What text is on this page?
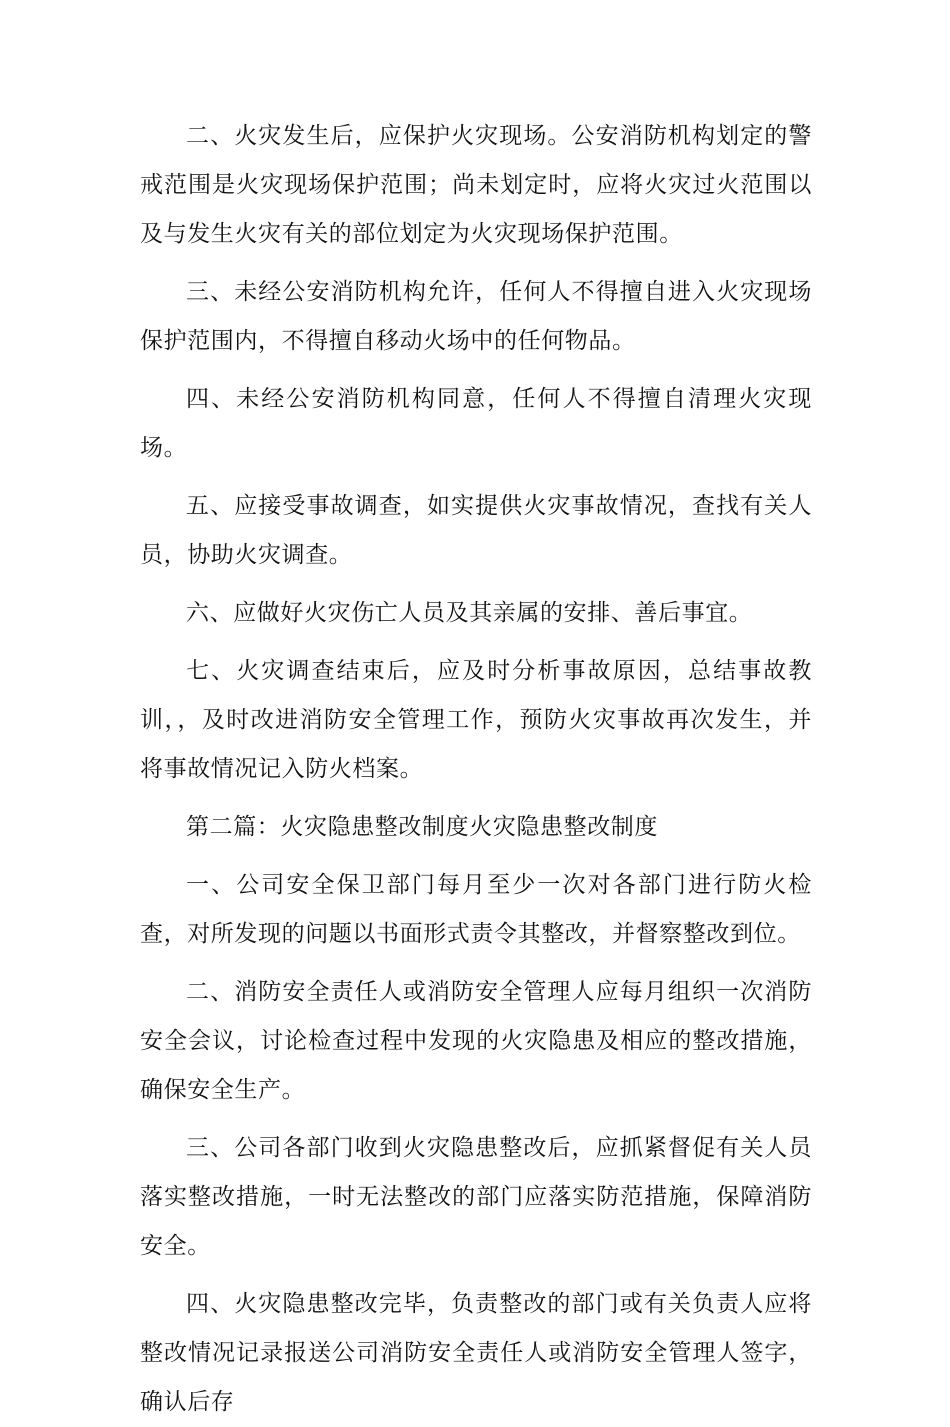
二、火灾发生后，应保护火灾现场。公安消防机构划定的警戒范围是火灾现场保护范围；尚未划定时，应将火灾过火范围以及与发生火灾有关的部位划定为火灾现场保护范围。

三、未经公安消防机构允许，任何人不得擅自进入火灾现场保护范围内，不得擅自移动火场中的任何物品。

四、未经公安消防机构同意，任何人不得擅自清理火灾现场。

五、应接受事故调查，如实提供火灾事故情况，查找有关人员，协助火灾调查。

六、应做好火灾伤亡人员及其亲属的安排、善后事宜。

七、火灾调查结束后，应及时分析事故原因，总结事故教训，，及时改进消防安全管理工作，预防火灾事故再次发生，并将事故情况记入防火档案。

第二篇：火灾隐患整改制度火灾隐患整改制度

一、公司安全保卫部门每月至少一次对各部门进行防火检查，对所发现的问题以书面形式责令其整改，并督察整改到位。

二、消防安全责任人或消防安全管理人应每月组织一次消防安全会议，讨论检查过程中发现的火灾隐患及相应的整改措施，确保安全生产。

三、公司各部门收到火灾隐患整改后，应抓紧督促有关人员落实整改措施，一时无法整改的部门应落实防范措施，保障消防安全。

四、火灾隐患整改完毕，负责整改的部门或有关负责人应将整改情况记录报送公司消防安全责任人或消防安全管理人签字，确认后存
⁂
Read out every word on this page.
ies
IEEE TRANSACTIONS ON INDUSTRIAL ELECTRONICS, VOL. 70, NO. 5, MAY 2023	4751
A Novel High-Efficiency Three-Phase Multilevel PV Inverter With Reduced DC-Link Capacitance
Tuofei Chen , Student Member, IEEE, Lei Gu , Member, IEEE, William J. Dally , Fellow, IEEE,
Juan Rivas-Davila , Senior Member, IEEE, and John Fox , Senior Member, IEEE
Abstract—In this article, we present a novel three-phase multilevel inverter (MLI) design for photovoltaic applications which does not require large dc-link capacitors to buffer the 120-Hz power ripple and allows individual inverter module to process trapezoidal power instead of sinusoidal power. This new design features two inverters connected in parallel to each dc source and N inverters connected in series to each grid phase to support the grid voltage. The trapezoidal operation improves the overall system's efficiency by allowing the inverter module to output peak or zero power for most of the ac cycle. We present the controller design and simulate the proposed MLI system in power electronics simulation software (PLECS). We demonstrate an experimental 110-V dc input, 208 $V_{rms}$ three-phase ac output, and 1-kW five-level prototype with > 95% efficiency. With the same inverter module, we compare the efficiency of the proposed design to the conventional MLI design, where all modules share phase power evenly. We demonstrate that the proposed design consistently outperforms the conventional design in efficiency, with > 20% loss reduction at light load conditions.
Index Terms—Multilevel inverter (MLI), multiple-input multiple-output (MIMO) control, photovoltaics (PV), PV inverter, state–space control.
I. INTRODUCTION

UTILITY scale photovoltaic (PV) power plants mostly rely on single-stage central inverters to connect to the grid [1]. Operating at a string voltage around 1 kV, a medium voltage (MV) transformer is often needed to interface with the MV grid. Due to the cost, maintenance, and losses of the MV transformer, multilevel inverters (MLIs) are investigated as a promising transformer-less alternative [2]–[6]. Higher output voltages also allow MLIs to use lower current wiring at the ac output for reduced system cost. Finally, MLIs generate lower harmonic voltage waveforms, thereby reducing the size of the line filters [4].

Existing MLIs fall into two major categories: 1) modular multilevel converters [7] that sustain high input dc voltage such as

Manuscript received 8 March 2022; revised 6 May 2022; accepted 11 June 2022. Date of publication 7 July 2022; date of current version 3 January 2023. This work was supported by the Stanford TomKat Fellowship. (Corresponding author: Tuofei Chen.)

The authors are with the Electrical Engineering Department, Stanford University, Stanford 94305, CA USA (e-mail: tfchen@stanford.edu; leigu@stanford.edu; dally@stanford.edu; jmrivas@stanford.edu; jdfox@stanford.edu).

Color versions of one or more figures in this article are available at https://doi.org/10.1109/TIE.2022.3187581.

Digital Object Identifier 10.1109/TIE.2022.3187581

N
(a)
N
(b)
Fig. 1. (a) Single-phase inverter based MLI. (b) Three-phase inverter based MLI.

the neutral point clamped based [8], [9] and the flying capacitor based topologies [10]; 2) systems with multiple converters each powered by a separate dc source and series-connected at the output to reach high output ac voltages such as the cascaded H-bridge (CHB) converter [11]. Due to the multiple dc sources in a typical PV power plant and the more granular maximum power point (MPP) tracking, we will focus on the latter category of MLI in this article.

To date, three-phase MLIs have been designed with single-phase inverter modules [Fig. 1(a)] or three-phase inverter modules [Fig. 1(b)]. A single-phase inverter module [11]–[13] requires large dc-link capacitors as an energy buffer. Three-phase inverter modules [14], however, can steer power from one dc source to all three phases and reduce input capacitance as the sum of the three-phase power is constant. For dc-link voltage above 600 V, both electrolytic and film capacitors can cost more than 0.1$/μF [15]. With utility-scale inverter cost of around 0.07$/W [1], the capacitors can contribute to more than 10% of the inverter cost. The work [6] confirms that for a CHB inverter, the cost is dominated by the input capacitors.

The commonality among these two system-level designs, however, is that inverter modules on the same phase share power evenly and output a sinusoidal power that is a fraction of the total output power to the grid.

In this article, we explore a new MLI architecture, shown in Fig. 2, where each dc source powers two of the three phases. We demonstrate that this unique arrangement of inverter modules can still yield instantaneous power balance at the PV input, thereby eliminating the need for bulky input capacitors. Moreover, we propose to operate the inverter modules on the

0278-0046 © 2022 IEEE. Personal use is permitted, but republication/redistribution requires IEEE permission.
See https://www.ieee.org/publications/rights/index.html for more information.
⁂
* SHORT PROBLEM:
From the data above, copy out every line with the string "Member" in it.

* SOLUTION FOR THIS EXERCISE:
Tuofei Chen , Student Member, IEEE, Lei Gu , Member, IEEE, William J. Dally , Fellow, IEEE,
Juan Rivas-Davila , Senior Member, IEEE, and John Fox , Senior Member, IEEE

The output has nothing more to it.